▶ [Work instructions]:
Pick out each line containing the string "green".

▶ [Exercise input]:
------------------------
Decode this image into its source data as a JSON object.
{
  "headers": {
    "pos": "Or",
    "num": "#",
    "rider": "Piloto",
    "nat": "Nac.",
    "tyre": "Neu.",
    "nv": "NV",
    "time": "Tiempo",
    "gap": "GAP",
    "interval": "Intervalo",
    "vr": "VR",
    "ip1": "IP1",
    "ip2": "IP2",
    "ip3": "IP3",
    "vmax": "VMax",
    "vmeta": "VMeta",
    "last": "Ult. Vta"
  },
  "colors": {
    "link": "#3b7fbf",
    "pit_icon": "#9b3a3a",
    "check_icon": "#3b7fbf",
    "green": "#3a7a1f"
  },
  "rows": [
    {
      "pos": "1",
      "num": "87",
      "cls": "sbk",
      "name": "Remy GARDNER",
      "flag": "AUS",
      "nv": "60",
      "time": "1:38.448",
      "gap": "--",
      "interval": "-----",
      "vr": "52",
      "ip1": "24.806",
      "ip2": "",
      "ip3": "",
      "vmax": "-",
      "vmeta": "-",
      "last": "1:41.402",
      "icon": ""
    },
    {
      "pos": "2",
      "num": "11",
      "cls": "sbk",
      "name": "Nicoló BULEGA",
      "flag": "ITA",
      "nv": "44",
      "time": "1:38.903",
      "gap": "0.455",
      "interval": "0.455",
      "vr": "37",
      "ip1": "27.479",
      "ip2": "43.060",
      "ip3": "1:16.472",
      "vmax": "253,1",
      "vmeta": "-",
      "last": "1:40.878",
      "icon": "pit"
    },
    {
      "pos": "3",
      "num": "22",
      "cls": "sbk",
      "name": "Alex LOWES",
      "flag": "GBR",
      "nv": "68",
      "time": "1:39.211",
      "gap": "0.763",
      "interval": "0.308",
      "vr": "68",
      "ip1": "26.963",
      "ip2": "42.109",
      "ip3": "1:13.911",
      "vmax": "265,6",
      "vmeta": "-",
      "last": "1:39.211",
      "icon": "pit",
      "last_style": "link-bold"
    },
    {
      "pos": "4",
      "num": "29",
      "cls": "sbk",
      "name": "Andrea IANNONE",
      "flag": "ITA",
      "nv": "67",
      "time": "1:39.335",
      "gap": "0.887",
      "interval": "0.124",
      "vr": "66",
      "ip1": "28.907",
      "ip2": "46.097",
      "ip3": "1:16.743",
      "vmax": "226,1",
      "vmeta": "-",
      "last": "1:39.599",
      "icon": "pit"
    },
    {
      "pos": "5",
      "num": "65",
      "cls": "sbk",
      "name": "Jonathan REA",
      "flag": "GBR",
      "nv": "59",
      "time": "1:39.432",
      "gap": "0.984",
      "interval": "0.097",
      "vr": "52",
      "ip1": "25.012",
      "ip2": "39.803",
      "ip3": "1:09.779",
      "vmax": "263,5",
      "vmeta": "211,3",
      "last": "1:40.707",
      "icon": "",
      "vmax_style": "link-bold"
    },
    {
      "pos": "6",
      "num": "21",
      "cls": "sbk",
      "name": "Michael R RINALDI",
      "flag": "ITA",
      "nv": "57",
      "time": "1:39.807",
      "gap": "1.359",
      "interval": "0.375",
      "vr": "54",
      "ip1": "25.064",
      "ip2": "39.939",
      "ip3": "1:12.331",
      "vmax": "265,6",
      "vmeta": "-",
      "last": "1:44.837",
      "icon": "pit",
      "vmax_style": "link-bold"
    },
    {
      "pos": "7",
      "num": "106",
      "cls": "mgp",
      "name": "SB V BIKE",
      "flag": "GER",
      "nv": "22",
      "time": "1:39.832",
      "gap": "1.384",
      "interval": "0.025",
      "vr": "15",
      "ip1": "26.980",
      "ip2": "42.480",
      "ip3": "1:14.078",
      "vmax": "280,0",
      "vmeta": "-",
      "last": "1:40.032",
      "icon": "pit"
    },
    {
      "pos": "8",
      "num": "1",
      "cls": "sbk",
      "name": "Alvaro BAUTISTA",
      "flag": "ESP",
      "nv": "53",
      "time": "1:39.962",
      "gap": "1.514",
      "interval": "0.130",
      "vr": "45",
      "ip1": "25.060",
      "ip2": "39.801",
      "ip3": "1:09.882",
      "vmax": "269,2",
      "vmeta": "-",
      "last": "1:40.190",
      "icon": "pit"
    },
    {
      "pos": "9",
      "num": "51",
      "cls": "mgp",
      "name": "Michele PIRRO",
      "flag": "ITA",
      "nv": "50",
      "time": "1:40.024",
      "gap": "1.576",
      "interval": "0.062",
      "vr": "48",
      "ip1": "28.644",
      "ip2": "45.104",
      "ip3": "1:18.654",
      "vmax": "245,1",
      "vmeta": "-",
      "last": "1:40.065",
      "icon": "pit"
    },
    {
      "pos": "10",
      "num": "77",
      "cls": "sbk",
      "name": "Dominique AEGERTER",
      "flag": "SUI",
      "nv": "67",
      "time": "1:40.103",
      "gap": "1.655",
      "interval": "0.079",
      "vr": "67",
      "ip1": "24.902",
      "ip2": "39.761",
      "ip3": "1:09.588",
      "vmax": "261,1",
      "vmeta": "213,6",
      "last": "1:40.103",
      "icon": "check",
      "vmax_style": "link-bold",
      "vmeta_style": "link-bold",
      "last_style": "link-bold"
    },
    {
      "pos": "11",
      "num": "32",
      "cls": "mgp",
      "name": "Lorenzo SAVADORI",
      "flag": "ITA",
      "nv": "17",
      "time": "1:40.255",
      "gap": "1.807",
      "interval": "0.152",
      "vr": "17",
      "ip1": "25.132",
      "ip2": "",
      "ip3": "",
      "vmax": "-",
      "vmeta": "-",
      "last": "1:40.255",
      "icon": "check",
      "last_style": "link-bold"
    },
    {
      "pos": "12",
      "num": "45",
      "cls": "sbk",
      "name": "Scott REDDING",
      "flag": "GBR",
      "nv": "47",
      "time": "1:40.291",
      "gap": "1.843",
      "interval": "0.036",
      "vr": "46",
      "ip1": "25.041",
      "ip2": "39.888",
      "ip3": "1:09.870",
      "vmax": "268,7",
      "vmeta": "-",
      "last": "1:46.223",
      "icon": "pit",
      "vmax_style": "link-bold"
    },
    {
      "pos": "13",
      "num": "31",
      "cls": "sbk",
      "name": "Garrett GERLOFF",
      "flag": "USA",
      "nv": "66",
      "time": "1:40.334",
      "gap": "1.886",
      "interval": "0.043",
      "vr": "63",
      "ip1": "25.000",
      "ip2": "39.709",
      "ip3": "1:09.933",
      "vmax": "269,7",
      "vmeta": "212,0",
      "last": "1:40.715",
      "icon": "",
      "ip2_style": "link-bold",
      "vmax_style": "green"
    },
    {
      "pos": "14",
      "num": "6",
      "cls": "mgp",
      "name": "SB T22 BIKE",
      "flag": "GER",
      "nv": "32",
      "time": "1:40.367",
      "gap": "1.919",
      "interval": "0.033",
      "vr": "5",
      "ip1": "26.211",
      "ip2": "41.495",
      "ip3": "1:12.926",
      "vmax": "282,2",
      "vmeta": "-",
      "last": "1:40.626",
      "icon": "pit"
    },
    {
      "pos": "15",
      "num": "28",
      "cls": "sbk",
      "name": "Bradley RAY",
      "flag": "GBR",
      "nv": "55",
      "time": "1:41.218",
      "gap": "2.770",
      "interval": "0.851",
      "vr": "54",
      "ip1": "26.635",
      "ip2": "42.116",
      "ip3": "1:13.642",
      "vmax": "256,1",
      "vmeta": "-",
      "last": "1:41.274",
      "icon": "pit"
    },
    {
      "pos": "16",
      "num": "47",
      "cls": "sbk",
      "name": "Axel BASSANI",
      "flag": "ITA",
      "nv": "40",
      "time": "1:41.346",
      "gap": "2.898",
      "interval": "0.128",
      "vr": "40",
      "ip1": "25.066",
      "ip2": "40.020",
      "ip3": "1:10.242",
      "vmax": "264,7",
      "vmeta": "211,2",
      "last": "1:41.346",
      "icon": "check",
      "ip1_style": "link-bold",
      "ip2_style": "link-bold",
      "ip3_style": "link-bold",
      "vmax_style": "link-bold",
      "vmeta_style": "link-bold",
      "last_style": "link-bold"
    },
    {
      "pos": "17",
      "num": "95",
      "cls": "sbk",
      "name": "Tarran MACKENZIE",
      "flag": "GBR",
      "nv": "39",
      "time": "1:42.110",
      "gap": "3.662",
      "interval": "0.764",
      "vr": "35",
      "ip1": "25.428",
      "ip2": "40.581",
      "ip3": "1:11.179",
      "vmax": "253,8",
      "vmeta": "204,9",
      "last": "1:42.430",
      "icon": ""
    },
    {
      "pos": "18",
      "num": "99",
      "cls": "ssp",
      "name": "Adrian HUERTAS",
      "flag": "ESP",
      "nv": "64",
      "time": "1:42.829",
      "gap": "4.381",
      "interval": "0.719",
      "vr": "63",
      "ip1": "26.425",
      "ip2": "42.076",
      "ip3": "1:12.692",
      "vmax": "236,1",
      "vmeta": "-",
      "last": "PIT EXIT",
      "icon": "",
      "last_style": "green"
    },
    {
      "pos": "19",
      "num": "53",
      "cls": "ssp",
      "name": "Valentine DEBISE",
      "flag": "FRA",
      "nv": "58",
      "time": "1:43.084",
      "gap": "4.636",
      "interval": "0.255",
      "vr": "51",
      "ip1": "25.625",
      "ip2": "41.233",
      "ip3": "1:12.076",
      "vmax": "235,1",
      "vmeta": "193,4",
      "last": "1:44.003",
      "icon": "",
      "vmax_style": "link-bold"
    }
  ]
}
------------------------
▶ [Solution to the problem]:
    "green": "#3a7a1f"
      "vmax_style": "green"
      "last_style": "green"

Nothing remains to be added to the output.